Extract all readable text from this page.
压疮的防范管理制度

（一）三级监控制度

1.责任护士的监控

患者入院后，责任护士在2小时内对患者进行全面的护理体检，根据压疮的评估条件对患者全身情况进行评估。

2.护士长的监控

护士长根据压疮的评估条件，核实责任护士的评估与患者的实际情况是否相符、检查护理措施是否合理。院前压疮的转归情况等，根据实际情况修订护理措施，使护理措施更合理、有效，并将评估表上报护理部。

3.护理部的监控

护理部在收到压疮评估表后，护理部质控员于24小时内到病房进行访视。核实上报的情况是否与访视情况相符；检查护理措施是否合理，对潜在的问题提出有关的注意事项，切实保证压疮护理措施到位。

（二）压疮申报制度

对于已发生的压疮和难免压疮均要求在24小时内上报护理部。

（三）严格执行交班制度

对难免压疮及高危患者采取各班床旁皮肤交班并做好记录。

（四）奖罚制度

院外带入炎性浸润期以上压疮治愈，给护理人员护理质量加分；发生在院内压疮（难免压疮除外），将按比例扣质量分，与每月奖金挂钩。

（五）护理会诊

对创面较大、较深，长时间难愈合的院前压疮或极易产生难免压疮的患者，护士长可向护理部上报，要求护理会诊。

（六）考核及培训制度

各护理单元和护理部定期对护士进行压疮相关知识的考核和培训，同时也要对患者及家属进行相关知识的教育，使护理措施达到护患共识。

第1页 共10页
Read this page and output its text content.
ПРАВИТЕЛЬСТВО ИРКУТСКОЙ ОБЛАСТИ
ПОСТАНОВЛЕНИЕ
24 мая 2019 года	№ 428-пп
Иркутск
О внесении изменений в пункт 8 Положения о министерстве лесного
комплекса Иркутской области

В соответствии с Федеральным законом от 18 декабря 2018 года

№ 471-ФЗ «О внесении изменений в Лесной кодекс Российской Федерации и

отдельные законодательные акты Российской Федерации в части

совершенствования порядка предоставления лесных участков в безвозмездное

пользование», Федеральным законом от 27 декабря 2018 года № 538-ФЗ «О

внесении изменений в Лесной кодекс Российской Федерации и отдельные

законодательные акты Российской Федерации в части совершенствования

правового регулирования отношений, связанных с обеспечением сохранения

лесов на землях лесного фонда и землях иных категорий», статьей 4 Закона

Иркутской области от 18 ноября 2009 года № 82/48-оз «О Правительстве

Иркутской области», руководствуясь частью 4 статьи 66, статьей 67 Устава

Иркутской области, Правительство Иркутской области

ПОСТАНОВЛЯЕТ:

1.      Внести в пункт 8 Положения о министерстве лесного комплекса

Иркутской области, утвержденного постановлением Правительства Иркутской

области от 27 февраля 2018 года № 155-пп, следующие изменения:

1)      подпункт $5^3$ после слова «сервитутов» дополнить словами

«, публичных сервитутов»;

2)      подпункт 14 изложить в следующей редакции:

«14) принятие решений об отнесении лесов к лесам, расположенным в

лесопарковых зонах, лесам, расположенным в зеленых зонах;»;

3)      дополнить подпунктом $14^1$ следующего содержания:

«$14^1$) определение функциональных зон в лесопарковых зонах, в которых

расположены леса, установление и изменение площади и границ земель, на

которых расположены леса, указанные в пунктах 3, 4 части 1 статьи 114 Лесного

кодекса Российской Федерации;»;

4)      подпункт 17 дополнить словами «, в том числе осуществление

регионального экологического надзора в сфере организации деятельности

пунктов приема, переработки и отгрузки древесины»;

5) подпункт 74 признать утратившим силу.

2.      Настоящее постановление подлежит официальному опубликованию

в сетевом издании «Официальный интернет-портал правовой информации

* WRITTEN TASK
Every line in the data above that contains "Федеральным" needs to be copied.

* SOLUTION TO THIS PROBLEM
В соответствии с Федеральным законом от 18 декабря 2018 года
пользование», Федеральным законом от 27 декабря 2018 года № 538-ФЗ «О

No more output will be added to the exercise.